» Task instructions
Copy every line with the string "color" in it.

» Data supplied
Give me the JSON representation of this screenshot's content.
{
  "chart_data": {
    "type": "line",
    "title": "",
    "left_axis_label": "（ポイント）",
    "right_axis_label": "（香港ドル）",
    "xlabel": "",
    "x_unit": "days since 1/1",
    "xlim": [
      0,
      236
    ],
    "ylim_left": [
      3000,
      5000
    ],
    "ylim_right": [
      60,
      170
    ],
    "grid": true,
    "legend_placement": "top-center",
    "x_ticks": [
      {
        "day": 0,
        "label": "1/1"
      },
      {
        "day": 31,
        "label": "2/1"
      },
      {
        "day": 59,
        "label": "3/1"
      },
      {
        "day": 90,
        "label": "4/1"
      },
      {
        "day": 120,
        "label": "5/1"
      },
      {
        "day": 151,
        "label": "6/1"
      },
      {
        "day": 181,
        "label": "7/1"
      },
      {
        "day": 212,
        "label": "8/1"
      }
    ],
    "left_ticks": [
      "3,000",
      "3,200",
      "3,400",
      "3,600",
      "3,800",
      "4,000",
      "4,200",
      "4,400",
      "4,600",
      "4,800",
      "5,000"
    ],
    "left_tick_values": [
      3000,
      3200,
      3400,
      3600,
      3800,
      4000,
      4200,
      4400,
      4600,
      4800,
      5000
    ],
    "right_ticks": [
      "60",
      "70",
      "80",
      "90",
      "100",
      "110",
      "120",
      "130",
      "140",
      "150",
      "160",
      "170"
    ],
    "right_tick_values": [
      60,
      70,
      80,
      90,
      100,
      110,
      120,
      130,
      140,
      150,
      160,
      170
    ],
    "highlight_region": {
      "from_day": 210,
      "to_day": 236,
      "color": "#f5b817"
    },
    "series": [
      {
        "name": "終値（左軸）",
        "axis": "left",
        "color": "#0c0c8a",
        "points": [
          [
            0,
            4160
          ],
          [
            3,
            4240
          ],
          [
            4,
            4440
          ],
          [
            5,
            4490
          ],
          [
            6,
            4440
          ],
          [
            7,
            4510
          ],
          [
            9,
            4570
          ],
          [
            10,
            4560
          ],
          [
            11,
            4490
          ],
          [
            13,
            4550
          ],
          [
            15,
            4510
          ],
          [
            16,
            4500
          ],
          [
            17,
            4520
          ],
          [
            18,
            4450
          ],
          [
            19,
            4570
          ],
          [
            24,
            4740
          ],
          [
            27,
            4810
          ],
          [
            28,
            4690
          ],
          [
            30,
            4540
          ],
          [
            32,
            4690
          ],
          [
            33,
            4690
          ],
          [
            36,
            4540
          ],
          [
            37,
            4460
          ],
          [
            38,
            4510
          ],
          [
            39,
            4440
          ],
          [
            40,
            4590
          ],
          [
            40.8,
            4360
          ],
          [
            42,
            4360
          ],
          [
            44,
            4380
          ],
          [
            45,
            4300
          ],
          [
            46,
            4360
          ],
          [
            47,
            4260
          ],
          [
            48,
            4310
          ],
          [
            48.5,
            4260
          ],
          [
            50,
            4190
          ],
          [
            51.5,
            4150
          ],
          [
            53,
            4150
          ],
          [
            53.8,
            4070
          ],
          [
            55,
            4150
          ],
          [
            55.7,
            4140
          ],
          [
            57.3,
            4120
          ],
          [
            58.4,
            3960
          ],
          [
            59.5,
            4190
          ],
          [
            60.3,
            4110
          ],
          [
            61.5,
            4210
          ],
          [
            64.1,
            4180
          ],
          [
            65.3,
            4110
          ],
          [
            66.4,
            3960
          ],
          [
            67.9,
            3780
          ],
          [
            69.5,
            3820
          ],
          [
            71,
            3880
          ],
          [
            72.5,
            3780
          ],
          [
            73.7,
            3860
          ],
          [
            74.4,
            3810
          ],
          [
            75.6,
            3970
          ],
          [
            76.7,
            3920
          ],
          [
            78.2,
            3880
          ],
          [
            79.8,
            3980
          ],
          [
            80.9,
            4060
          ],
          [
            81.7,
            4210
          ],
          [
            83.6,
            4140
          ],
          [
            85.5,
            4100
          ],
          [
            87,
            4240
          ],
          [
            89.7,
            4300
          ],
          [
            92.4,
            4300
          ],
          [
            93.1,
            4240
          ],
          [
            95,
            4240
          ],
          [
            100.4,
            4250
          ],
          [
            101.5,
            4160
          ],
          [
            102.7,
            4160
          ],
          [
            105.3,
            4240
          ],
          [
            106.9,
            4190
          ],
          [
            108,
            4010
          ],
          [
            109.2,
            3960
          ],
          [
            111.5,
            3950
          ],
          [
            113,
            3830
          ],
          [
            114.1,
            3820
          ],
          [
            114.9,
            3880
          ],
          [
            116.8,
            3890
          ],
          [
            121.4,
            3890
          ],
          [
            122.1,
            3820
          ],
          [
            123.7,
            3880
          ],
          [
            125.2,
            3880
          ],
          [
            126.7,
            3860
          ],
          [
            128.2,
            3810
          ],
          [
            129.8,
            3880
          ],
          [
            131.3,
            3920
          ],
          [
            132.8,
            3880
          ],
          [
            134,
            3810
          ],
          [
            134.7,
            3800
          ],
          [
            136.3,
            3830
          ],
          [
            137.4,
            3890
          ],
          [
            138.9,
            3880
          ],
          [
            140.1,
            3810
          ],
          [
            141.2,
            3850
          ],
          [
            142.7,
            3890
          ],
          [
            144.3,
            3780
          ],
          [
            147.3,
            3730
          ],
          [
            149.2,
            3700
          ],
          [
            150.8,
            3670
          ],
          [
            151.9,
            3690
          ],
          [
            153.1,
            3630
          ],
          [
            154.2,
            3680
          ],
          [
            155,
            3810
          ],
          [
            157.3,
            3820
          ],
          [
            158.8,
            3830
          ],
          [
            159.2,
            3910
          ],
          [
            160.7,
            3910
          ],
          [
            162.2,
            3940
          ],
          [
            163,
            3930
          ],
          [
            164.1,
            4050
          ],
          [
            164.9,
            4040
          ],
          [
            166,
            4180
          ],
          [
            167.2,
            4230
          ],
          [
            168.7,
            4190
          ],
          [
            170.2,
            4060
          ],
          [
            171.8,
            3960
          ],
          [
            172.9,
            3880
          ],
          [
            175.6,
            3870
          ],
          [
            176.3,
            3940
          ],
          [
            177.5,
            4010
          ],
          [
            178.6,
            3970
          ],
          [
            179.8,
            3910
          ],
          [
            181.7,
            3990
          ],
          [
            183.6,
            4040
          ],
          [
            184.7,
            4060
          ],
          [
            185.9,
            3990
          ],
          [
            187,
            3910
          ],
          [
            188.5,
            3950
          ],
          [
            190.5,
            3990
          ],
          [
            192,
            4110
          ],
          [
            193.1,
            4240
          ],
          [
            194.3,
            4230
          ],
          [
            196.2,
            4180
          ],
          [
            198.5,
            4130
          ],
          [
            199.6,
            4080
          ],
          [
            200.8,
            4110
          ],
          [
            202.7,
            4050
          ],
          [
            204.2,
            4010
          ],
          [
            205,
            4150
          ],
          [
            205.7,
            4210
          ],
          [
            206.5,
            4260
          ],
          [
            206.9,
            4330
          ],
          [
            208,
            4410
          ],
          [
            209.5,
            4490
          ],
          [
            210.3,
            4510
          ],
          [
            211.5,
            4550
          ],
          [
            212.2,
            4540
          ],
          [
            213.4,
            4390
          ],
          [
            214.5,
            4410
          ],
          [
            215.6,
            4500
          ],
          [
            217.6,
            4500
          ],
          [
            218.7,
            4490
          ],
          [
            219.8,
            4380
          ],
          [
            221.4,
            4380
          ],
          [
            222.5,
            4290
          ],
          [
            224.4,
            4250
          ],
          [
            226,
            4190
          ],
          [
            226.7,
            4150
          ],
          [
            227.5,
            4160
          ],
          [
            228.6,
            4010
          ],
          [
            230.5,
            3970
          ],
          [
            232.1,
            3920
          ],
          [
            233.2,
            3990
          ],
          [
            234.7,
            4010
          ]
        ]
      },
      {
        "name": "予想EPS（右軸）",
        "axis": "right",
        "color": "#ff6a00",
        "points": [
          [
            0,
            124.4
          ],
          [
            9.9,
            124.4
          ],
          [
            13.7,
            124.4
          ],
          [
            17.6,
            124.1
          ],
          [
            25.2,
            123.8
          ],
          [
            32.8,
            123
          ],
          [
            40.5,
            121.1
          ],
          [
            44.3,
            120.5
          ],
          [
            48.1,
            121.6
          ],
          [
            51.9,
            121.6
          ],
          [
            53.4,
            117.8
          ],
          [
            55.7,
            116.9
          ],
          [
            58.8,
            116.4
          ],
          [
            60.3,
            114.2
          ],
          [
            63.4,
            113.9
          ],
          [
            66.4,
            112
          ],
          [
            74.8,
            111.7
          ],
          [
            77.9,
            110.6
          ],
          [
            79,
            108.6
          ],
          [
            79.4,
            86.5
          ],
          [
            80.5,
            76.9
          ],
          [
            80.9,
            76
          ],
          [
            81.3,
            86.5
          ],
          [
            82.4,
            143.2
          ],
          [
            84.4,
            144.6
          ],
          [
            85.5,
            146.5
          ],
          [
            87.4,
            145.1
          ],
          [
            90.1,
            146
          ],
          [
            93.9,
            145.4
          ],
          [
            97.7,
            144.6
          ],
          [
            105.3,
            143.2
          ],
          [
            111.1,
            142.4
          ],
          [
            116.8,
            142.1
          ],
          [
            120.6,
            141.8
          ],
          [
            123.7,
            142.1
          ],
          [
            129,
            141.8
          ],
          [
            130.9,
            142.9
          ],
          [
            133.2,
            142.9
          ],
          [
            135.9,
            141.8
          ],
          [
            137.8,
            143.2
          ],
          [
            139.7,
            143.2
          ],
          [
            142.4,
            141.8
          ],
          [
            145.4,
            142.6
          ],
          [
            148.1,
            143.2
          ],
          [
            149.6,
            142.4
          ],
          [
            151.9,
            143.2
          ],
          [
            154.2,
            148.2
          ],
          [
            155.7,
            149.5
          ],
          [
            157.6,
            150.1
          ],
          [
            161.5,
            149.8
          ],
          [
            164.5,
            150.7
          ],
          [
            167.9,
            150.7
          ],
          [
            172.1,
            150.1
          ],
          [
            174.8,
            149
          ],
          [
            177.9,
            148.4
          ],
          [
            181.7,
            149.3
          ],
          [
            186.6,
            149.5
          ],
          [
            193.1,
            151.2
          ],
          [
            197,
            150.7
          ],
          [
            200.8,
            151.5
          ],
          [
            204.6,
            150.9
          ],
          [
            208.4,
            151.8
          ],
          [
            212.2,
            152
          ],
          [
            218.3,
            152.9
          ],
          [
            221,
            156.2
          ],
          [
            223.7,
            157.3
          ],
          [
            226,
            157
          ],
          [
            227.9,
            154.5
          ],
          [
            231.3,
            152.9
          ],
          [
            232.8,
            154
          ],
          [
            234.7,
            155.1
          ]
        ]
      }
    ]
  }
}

» Task result
      "color": "#f5b817"
        "color": "#0c0c8a",
        "color": "#ff6a00",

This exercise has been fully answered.